# MATERIAL:
+++

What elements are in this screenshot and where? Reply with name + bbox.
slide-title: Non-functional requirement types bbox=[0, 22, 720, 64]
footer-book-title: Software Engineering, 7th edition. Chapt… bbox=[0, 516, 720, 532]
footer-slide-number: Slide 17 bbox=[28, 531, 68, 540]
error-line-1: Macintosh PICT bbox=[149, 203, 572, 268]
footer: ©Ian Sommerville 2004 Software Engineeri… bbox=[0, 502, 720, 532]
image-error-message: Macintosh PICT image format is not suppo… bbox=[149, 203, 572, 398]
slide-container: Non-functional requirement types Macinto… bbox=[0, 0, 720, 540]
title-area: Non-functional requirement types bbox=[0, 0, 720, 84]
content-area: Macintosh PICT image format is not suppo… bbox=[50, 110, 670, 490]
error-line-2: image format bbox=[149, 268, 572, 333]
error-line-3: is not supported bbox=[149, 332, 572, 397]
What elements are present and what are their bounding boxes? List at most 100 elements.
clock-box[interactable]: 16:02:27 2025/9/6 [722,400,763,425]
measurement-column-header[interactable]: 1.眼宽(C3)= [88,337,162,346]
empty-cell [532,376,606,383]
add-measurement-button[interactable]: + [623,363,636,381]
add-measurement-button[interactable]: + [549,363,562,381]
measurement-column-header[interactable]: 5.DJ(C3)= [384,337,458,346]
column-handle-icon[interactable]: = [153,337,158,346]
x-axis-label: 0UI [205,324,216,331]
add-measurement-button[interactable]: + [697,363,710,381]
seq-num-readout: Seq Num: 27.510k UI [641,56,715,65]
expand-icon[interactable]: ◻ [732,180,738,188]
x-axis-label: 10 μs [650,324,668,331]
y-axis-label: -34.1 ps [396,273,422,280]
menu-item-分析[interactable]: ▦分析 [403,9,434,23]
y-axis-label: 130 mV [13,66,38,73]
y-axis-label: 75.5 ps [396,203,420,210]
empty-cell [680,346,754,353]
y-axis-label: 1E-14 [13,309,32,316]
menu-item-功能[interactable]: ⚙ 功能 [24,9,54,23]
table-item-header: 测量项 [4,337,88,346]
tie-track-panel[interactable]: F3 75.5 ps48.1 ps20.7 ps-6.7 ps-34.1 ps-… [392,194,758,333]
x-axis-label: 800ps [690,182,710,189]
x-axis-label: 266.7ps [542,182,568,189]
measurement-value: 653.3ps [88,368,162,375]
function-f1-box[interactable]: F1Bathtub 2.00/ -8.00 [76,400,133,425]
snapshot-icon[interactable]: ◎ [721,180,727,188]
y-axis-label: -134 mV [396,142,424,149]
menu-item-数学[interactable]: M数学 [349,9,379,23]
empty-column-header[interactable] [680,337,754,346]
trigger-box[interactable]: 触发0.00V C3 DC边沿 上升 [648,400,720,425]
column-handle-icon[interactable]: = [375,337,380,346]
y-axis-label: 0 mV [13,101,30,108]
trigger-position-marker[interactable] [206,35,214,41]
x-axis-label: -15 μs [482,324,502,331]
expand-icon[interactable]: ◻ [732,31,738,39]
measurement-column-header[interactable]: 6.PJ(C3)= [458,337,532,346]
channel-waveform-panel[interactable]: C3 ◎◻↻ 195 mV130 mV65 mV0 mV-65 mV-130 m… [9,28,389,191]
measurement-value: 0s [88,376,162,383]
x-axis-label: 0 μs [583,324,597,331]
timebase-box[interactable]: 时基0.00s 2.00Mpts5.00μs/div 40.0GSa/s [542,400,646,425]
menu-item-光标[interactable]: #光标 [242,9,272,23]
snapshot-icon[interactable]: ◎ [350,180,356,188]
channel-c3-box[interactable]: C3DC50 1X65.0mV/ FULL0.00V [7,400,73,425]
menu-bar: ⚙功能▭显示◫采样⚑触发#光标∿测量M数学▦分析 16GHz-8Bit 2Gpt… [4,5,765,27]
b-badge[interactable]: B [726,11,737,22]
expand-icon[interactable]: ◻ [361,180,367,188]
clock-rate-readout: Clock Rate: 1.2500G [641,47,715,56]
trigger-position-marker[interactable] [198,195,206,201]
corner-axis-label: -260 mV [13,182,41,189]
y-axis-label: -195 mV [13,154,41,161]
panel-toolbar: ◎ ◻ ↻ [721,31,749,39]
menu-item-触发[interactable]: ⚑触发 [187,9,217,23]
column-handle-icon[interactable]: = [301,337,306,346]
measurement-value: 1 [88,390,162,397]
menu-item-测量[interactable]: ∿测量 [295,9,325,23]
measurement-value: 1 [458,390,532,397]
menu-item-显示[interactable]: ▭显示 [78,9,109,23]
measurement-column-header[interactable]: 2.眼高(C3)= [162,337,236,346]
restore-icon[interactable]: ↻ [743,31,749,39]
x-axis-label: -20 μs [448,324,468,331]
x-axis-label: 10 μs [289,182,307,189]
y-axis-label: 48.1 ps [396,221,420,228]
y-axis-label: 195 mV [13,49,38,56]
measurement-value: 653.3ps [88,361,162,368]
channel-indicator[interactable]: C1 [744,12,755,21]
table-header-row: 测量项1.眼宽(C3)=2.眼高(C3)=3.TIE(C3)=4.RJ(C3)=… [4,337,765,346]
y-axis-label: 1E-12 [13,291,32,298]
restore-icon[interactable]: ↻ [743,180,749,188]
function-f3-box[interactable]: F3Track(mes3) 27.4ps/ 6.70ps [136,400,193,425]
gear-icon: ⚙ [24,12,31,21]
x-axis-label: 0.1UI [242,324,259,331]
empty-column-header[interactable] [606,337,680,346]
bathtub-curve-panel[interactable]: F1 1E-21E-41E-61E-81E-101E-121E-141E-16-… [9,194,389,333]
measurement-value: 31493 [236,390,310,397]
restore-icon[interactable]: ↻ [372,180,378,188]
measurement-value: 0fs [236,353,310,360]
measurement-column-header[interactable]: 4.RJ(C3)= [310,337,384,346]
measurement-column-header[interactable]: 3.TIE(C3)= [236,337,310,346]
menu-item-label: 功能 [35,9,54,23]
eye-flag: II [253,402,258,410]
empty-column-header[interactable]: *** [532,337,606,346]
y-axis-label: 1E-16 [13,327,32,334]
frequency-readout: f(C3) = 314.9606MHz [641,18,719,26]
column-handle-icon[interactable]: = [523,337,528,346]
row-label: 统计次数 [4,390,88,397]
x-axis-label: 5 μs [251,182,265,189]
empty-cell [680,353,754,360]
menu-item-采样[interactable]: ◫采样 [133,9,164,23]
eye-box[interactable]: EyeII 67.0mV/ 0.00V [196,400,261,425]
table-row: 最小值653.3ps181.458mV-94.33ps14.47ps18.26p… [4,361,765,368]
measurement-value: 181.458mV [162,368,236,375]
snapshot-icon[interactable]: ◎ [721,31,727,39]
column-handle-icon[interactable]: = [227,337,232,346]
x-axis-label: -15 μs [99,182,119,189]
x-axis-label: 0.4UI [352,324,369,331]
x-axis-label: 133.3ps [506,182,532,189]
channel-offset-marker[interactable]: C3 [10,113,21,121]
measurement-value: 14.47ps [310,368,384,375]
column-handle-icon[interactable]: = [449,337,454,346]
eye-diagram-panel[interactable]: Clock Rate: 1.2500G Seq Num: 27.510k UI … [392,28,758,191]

+++

Print the data without any changes, from its first line through the line containing "footer-book-title: Software Engineering, 7th".

What elements are in this screenshot and where? Reply with name + bbox.
slide-title: Non-functional requirement types bbox=[0, 22, 720, 64]
footer-book-title: Software Engineering, 7th edition. Chapt… bbox=[0, 516, 720, 532]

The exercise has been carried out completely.